## Exercise
Copy each line holding the string "more".
start Available records
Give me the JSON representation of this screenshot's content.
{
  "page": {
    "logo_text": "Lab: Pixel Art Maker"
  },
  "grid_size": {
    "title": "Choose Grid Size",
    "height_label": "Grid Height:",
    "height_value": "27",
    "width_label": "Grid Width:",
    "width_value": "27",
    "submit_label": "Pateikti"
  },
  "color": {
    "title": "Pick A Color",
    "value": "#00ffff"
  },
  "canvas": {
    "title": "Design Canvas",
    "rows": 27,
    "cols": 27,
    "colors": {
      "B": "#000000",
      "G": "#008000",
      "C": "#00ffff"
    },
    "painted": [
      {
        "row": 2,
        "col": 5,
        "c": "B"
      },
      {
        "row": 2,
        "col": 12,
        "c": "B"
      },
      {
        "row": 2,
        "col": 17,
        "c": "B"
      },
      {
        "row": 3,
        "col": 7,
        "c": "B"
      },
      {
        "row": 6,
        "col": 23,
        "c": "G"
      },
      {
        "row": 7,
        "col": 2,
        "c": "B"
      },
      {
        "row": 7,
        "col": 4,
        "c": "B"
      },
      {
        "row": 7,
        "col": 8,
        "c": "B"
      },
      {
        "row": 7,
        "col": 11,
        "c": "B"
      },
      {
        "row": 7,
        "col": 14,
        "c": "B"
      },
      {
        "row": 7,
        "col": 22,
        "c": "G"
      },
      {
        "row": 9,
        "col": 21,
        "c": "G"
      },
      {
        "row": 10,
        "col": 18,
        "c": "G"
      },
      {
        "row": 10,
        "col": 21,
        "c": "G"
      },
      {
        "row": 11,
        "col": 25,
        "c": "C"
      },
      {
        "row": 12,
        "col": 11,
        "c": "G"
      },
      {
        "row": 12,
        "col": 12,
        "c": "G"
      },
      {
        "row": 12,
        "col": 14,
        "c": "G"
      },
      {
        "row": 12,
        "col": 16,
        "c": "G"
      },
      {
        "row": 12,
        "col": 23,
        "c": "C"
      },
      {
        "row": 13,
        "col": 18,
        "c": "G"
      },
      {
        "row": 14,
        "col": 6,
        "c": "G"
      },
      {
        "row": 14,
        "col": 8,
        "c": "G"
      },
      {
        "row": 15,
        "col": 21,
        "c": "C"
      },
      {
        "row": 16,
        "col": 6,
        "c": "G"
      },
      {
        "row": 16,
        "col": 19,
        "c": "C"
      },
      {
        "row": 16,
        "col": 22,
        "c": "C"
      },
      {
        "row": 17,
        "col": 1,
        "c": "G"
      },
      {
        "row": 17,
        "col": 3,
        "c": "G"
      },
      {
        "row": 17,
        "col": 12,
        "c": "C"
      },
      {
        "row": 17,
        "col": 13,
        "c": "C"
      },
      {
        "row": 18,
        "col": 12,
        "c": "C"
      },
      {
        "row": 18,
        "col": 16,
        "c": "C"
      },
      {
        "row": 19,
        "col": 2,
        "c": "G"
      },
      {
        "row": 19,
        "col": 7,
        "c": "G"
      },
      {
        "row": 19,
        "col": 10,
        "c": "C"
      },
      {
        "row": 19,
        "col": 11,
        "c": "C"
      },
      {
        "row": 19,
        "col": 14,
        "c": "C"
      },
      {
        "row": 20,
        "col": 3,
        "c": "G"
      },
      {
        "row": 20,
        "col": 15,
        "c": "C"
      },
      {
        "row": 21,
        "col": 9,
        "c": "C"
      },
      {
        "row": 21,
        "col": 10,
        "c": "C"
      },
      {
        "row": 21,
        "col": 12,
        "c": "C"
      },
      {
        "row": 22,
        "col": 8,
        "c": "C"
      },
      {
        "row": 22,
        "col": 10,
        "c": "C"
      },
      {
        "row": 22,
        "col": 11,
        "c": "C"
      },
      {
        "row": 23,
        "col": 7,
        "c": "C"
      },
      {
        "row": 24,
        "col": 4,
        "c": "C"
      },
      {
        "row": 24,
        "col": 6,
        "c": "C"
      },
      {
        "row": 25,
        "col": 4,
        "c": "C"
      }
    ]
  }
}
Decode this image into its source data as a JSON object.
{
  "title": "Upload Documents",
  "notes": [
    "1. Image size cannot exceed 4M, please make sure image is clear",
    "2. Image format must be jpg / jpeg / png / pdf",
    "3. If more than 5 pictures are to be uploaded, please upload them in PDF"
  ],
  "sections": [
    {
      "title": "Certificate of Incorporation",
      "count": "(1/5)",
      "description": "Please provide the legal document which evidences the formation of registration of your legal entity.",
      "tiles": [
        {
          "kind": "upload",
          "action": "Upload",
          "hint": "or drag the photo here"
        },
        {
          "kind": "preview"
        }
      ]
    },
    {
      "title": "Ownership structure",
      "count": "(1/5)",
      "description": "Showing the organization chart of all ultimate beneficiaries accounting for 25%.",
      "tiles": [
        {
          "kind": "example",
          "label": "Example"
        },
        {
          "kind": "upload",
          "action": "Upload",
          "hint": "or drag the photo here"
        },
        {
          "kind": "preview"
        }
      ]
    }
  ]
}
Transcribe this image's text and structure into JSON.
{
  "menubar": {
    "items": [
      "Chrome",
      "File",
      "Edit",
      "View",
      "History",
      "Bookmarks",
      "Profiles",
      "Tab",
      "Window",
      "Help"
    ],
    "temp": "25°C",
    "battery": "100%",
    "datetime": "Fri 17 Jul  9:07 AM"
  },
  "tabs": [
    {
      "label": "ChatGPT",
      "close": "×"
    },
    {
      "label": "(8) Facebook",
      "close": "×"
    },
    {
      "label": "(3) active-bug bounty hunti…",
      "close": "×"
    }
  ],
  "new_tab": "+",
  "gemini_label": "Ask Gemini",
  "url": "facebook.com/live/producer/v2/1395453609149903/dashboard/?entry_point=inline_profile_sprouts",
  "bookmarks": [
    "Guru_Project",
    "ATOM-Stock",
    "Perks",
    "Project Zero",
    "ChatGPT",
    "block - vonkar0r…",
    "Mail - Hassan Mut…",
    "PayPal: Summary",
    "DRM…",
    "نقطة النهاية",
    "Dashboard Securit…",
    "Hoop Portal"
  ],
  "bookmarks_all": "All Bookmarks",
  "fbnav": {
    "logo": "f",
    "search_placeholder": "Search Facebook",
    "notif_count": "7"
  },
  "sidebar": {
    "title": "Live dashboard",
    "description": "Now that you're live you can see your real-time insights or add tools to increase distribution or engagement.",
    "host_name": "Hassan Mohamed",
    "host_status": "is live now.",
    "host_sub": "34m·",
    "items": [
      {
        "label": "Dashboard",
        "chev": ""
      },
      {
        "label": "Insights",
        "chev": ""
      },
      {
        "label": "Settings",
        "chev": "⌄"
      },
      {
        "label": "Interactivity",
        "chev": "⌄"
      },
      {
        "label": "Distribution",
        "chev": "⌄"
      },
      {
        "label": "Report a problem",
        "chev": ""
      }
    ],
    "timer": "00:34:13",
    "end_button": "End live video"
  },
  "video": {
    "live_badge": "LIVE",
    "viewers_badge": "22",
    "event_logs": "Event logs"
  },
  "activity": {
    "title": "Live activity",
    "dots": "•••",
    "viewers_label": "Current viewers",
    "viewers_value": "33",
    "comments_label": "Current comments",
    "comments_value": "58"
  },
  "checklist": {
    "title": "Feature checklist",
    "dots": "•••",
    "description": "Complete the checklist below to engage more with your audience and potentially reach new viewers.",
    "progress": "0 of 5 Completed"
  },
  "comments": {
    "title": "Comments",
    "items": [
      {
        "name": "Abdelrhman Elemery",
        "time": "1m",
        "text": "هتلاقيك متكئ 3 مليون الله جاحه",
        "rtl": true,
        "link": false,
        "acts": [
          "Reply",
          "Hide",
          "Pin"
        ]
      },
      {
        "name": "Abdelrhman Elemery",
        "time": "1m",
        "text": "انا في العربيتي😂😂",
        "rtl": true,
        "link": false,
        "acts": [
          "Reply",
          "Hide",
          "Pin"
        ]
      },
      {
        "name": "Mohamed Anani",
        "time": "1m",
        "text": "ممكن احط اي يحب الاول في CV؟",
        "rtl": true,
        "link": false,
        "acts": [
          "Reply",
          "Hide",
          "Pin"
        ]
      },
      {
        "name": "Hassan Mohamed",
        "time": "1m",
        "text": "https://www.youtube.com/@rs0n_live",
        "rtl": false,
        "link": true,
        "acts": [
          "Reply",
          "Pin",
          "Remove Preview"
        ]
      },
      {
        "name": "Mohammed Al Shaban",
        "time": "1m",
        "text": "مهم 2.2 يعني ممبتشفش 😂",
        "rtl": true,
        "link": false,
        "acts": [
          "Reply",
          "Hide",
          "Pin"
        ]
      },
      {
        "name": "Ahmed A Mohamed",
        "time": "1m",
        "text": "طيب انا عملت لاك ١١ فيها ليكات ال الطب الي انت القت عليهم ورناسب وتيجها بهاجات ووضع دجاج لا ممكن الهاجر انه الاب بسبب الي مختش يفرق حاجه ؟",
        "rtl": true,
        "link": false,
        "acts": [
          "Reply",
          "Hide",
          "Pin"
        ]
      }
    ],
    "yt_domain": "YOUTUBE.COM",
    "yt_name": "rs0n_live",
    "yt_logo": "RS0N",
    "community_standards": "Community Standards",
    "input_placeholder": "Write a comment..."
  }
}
end Available records
## Result
    "3. If more than 5 pictures are to be uploaded, please upload them in PDF"
    "description": "Complete the checklist below to engage more with your audience and potentially reach new viewers.",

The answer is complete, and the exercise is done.